» **TO BE DONE**
Update the items from the start through the line containing "y-tick: [140, 461, 148, 465]", replacing "surface-node" with "mesh-node" and leaving everything else unchanged.

» **GIVEN INFORMATION**

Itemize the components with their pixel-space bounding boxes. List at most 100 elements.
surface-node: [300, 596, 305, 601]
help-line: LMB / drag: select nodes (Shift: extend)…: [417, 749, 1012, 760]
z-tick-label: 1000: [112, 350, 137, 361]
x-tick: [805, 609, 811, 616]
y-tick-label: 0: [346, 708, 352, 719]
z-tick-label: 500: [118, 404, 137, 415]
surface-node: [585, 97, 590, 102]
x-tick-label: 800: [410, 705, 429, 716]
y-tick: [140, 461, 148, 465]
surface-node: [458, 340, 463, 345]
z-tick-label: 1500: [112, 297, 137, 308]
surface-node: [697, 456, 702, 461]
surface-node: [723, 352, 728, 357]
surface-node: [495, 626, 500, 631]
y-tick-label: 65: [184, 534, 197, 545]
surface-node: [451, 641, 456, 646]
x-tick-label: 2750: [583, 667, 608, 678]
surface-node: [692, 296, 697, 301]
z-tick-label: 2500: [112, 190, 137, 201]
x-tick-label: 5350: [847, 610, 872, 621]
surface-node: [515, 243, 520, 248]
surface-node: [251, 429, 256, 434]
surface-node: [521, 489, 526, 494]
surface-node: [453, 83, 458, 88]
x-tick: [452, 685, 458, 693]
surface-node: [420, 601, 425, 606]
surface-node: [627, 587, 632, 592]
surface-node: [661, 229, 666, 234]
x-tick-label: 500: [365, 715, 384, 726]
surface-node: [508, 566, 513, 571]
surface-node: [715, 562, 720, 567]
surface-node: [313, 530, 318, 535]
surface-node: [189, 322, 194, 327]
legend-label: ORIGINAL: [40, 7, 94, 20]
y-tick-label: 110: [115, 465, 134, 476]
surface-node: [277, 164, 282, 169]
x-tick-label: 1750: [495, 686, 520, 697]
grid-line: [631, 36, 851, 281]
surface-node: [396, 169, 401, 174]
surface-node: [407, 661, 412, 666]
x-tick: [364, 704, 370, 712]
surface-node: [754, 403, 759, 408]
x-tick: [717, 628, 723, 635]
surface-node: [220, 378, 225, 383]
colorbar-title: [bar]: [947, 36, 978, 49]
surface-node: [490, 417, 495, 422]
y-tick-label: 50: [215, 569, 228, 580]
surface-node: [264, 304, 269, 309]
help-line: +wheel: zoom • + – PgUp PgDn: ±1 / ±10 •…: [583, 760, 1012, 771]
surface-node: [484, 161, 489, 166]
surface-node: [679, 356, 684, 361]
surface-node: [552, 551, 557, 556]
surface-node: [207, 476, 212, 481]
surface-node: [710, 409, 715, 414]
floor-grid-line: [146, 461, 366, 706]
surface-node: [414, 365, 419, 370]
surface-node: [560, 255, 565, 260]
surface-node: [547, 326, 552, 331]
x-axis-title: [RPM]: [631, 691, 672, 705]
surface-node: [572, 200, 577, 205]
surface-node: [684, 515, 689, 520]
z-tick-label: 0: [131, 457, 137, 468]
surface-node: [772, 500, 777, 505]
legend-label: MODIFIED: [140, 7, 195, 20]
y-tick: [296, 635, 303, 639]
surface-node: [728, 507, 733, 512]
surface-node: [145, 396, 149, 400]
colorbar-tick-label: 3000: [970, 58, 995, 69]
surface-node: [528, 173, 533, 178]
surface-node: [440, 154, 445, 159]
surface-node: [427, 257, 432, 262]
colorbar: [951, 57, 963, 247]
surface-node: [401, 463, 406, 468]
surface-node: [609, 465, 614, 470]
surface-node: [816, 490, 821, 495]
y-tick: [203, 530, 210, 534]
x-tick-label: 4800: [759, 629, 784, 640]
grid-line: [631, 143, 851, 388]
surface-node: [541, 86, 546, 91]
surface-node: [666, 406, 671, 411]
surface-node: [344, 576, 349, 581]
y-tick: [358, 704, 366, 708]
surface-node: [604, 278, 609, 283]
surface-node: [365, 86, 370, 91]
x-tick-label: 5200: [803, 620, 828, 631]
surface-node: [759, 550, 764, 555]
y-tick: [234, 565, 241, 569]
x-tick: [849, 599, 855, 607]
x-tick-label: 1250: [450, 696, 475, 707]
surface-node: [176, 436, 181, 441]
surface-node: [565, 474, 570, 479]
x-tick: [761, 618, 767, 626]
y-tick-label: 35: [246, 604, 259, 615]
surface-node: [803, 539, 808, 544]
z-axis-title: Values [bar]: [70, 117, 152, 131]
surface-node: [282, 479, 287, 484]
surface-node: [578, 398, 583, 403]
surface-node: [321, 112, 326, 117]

» **FINISHED EXERCISE**
Itemize the components with their pixel-space bounding boxes. List at most 100 elements.
mesh-node: [300, 596, 305, 601]
help-line: LMB / drag: select nodes (Shift: extend)…: [417, 749, 1012, 760]
z-tick-label: 1000: [112, 350, 137, 361]
x-tick: [805, 609, 811, 616]
y-tick-label: 0: [346, 708, 352, 719]
z-tick-label: 500: [118, 404, 137, 415]
mesh-node: [585, 97, 590, 102]
x-tick-label: 800: [410, 705, 429, 716]
y-tick: [140, 461, 148, 465]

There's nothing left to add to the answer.